- TASK MATERIAL:
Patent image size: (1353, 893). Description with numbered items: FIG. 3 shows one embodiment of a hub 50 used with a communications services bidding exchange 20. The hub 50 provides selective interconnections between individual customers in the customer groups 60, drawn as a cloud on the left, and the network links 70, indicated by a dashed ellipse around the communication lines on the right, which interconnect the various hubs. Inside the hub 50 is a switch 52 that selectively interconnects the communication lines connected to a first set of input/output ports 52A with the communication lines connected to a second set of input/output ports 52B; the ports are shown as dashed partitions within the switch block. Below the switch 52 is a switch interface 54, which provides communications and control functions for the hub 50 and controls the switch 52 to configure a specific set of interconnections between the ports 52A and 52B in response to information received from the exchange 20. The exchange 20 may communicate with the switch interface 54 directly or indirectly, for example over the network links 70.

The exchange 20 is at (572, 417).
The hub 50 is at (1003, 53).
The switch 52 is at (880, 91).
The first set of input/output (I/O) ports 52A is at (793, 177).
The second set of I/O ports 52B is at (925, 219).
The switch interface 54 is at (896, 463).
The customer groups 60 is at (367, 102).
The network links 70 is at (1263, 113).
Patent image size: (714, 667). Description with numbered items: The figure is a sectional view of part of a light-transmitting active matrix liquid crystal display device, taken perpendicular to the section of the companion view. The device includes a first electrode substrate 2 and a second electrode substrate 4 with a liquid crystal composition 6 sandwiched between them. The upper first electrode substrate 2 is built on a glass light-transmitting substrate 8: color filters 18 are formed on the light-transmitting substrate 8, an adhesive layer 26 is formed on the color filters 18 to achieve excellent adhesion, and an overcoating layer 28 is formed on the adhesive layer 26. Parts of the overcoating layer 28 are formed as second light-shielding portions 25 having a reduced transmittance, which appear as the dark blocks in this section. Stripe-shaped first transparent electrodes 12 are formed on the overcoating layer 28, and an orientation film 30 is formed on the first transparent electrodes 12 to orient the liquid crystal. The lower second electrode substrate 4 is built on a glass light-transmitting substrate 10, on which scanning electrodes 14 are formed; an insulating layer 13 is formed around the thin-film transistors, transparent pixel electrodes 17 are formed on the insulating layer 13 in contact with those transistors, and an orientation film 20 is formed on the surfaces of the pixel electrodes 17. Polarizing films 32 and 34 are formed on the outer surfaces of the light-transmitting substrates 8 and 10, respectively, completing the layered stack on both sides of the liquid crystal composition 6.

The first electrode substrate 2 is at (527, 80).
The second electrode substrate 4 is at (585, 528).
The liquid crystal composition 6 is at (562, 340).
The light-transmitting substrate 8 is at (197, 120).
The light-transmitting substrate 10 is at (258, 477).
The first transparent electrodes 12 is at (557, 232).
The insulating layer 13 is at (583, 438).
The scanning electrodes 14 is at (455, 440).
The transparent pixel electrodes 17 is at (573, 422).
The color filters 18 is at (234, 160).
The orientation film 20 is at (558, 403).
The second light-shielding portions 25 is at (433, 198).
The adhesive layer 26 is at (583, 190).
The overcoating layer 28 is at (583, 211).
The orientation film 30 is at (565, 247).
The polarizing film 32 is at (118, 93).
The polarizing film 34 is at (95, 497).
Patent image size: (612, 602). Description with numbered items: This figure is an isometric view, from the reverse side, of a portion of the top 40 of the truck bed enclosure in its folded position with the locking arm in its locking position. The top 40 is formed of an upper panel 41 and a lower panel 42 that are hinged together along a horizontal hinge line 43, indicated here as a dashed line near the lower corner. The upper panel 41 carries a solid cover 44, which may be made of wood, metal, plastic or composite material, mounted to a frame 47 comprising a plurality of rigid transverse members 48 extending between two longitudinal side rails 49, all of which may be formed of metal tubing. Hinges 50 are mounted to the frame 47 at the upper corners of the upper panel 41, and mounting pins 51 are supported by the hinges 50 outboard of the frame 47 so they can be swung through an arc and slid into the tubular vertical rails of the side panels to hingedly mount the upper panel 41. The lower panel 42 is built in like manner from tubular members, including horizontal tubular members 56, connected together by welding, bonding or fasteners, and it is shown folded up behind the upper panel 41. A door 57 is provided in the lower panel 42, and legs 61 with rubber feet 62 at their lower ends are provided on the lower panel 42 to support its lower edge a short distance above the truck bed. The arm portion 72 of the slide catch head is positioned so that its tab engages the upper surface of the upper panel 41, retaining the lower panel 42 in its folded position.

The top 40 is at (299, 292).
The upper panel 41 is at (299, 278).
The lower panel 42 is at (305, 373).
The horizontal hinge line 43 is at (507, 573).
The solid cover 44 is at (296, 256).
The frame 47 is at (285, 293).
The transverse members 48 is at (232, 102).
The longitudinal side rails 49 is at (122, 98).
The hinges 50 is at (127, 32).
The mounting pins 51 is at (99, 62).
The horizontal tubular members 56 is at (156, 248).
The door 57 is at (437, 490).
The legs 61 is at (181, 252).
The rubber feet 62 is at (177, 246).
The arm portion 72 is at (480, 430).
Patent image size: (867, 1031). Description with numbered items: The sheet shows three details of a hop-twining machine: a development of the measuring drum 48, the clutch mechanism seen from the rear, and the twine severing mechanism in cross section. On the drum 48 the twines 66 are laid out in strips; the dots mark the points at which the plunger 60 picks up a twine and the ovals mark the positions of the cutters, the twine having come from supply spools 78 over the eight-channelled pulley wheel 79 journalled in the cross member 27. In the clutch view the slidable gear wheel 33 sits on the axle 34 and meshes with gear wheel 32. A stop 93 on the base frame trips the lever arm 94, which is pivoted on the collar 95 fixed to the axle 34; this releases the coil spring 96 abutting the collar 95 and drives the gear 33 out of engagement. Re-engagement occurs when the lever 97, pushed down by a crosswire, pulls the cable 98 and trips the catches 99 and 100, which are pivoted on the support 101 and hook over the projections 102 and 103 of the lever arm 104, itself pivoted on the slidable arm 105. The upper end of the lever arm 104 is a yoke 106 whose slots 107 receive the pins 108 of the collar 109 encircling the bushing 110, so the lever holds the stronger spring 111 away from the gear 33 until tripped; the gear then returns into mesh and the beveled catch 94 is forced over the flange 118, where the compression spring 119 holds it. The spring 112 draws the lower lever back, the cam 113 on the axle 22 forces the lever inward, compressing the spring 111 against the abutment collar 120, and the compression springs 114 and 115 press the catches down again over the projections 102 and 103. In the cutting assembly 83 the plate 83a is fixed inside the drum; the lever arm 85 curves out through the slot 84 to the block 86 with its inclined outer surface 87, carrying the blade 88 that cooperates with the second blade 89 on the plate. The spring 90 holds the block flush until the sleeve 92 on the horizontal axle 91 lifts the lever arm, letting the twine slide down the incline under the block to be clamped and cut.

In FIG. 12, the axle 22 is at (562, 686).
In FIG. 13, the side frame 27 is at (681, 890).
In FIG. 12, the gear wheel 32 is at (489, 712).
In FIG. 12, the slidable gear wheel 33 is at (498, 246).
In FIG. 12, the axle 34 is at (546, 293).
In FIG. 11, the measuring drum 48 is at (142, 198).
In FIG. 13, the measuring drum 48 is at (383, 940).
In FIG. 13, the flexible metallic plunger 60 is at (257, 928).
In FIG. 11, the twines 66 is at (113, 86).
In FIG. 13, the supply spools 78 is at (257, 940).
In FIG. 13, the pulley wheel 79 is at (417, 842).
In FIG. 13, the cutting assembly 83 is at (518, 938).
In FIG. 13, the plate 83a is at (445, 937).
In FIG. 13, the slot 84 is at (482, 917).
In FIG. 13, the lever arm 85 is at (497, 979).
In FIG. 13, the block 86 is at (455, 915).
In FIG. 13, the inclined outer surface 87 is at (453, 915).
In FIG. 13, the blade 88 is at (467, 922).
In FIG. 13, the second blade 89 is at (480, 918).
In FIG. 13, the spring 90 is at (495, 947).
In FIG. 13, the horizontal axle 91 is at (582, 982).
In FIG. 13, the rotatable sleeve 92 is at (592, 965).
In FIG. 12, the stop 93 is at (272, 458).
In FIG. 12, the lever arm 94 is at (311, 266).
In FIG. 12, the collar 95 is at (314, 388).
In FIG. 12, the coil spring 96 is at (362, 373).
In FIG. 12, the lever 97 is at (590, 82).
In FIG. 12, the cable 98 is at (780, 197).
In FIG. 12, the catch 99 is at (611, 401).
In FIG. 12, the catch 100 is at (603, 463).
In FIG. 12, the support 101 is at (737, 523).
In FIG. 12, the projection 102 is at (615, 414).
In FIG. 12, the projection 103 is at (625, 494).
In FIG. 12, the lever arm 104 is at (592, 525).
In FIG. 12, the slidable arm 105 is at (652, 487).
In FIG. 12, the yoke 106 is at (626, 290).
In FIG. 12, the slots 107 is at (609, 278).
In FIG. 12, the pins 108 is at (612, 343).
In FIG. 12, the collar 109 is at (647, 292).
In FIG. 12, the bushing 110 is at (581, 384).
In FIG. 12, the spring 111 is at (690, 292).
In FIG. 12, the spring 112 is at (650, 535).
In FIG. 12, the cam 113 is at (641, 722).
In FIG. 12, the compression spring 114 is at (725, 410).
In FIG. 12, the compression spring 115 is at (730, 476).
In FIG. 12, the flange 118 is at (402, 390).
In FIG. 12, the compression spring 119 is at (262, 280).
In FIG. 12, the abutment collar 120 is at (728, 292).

- TASK INSTRUCTIONS:
Convert the records, from the start through the line containing "The network links 70 is at (1263, 113)." inclusive, into a Markdown table with the columns Row and Line. Put a row number in Row and the text of each line in Line, and leave out blank lines.

- CORRECT RESULT:
| Row | Line |
|---|---|
| 1 | Patent image size: (1353, 893). Description with numbered items: FIG. 3 shows one embodiment of a hub 50 used with a communications services bidding exchange 20. The hub 50 provides selective interconnections between individual customers in the customer groups 60, drawn as a cloud on the left, and the network links 70, indicated by a dashed ellipse around the communication lines on the right, which interconnect the various hubs. Inside the hub 50 is a switch 52 that selectively interconnects the communication lines connected to a first set of input/output ports 52A with the communication lines connected to a second set of input/output ports 52B; the ports are shown as dashed partitions within the switch block. Below the switch 52 is a switch interface 54, which provides communications and control functions for the hub 50 and controls the switch 52 to configure a specific set of interconnections between the ports 52A and 52B in response to information received from the exchange 20. The exchange 20 may communicate with the switch interface 54 directly or indirectly, for example over the network links 70. |
| 2 | The exchange 20 is at (572, 417). |
| 3 | The hub 50 is at (1003, 53). |
| 4 | The switch 52 is at (880, 91). |
| 5 | The first set of input/output (I/O) ports 52A is at (793, 177). |
| 6 | The second set of I/O ports 52B is at (925, 219). |
| 7 | The switch interface 54 is at (896, 463). |
| 8 | The customer groups 60 is at (367, 102). |
| 9 | The network links 70 is at (1263, 113). |